### Source:
'''

At our Datacenter and AI Technology Premier event, AMD expanded the 4th Gen AMD EPYC ™ processor family by introducing two additional processor models in the 4th Gen AMD EPYC family. First, AMD debuted the AMD EPYC 97x4 processors, codenamed “Bergamo”, the industry’s first x86 processors purpose-built for cloud-native computing. You can read more about it in my previous blog. This blog discusses AMD EPYC 9xx4 processors with AMD 3D V-Cache™ technology, codenamed “Genoa-X”.
AMD EPYC 9004 processors with AMD 3D V-Cache technology continue the legacy of 3rd Gen AMD EPYC 7003 processors with AMD 3D V-Cache technology by delivering 3x larger L3 cache than standard AMD EPYC 9004 processors – up to 1,152MB of L3 cache per CPU. AMD EPYC 9004 processors with AMD 3D V-Cache technology leverage the same great design of general purpose 4th Gen AMD EPYC processors and add AMD 3D V-Cache technology to stack additional SRAM directly on top of the compute die, thereby tripling the total L3 cache size. A cache this large can store a significantly larger working dataset. Placing that data so close to the cores can relieve pressure on memory bandwidth and significantly speed up many technical computing workloads.
AMD EPYC 9004 processors with AMD 3D V-Cache technology include the cutting-edge technologies found in general purpose 4th Gen AMD EPYC processors, including “Zen 4” cores built on 5nm process technology, 12 channels of DDR5 memory with supported memory speeds up to 4800GHz, up to 128 (1P) or 160 (2P) lanes of PCIe® Gen5 delivering 2x the transfer rate of PCIe Gen4, 3rd Gen Infinity Fabric delivering 2x the data transfer rate of 2nd Gen Infinity Fabric, and AMD Infinity Guard technology that defends your data while in use. These new processors are socket compatible with existing 4th Gen AMD EPYC platforms.

'''

### Dataset extract:

'''

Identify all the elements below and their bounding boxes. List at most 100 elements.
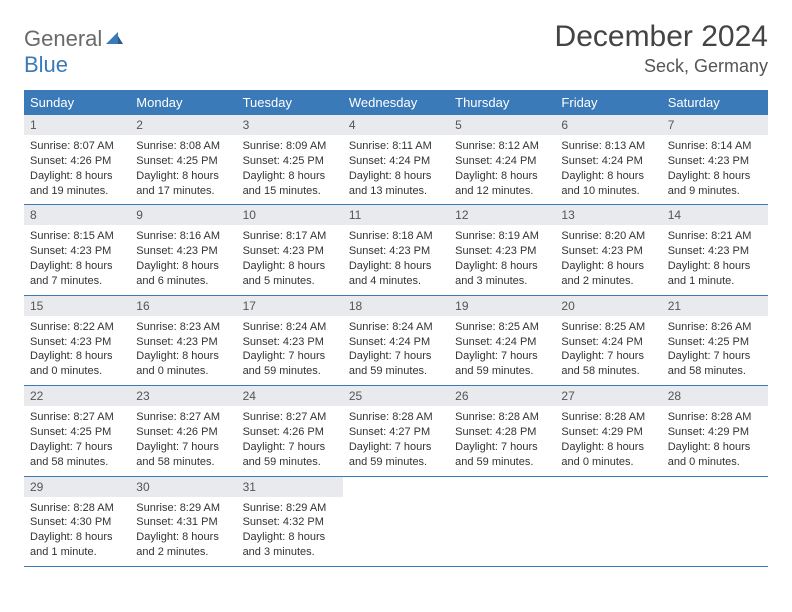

'''

### Set problem 1:
According to the passage on AMD EPYC processors, what is the most L3 cache per CPU that the processors with AMD 3D V-Cache technology provide?
### Set problem 2:
Continue the passage on AMD EPYC processors from its last sentence.
The material has no connection to the passage on AMD EPYC processors.

### Expected answer 1:
Up to 1,152MB of L3 cache per CPU.

### Expected answer 2:
The 300+ world records earned by AMD EPYC 9004 Series processors are a testament to AMD’s relentless pursuit of performance leadership with industry-leading energy efficiency [2] and optimal TCO[3]. The industry has responded to these efforts: A rich and growing ecosystem of full-stack solutions and partnerships leverage the cutting-edge features and technologies offered by AMD EPYC processors to enable faster time to value for customers’ current and future needs.
We are grateful for our broad ecosystem of partners who continue to collaborate with our engineers to deliver a wide range of datacenter solutions, including:
Alibaba Cloud, Altair, AlmaLinux, Amazon Web Services, Anjuna, Ansys, ASRock, Asus, Atos, BEAMR, Broadcom, Cadence, Canonical, Casa Systems, Cisco, Citrix, Cloudera, Couchbase, Dassault Systèmes, Datastax, Dell, Elastic, Equinix, ESI, Excelero, Foxconn, FreeBSD, Gigabyte, Google Cloud, HBC, HPE, IBM Cloud, Inventec, JMA, Juniper, Kioxia, Lenovo, MariaDB, Mavenir, SingleStore, Micron, Microsoft, Mitac, Neural Magic, MongoDB, MSI, MySQL, NetScout, Nokia, Nutanix, Oracle, PGS Software, QCT, Quobyte, Radisys, Red Hat, RedisLabs, Robin, Rocky Linux, Samsung, Shearwater, Siemens Digital Industries Software, SK Hynix, SLB, Splunk, StorMagic, Supermicro, SUSE, Synopsis, Tencent Cloud, TigerGraph, Transwarp, Tyan, Velocix, Vertica, WEKA, VMware, Western Digital, Wiwynn, Wistron and others.
AMD works closely with our partners and seizes every opportunity to explore and tune the performance of many technical computing workloads that can take advantage of the large L3 cache, thus demonstrating the breakthrough performance offered by AMD EPYC 9004 processors with AMD 3D V-Cache technology. Let’s look at some of these performance results.
CFD uses numerical analysis to simulate and analyze fluid flow and how that fluid (liquid or gas) interacts with solids and surfaces, such as the water flow around a boat hull or the aerodynamics of a car body or aircraft fuselage, as well as a wide variety of less obvious uses, including industrial processing and consumer packaged goods. These workloads can be computationally intensive and require substantial resources, however most CFD workloads are limited by memory bandwidth.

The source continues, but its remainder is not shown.